# Exercise instructions
Records follow. Select each line holding "heatmap".

Entries from a visual dataset:
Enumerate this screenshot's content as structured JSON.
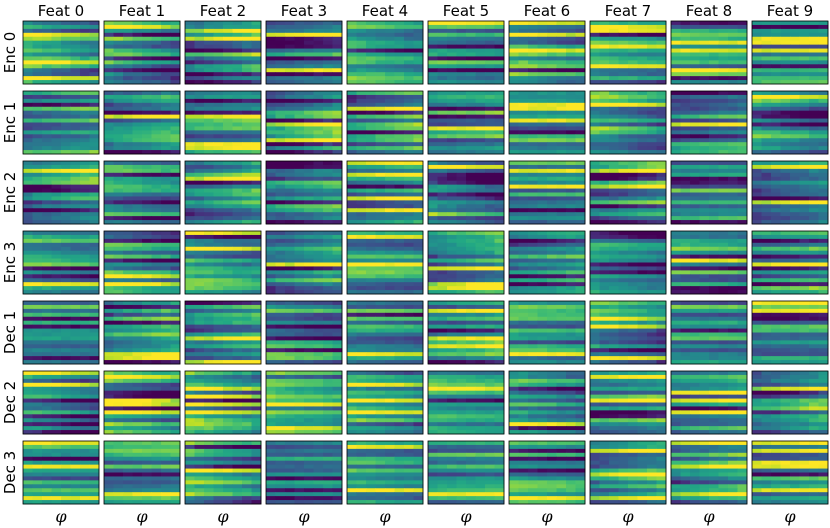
{
  "chart_data": {
    "type": "heatmap",
    "title": "",
    "colormap": "viridis",
    "columns": [
      "Feat 0",
      "Feat 1",
      "Feat 2",
      "Feat 3",
      "Feat 4",
      "Feat 5",
      "Feat 6",
      "Feat 7",
      "Feat 8",
      "Feat 9"
    ],
    "rows": [
      "Enc 0",
      "Enc 1",
      "Enc 2",
      "Enc 3",
      "Dec 1",
      "Dec 2",
      "Dec 3"
    ],
    "xlabel": "φ",
    "ylabel": "",
    "cells_per_panel": {
      "rows": 16,
      "cols": 8
    },
    "value_range": [
      0,
      1
    ],
    "generator": {
      "description": "Each panel is a 16x8 heatmap dominated by horizontal bands with slight left-right drift; values are approximate",
      "seed": 7
    }
  },
  "colors": {
    "viridis": [
      "#440154",
      "#482475",
      "#414487",
      "#355f8d",
      "#2a788e",
      "#21918c",
      "#22a884",
      "#44bf70",
      "#7ad151",
      "#bddf26",
      "#fde725"
    ],
    "frame": "#000000",
    "background": "#ffffff"
  }
}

# Response to this exercise
    "type": "heatmap",
      "description": "Each panel is a 16x8 heatmap dominated by horizontal bands with slight left-right drift; values are approximate",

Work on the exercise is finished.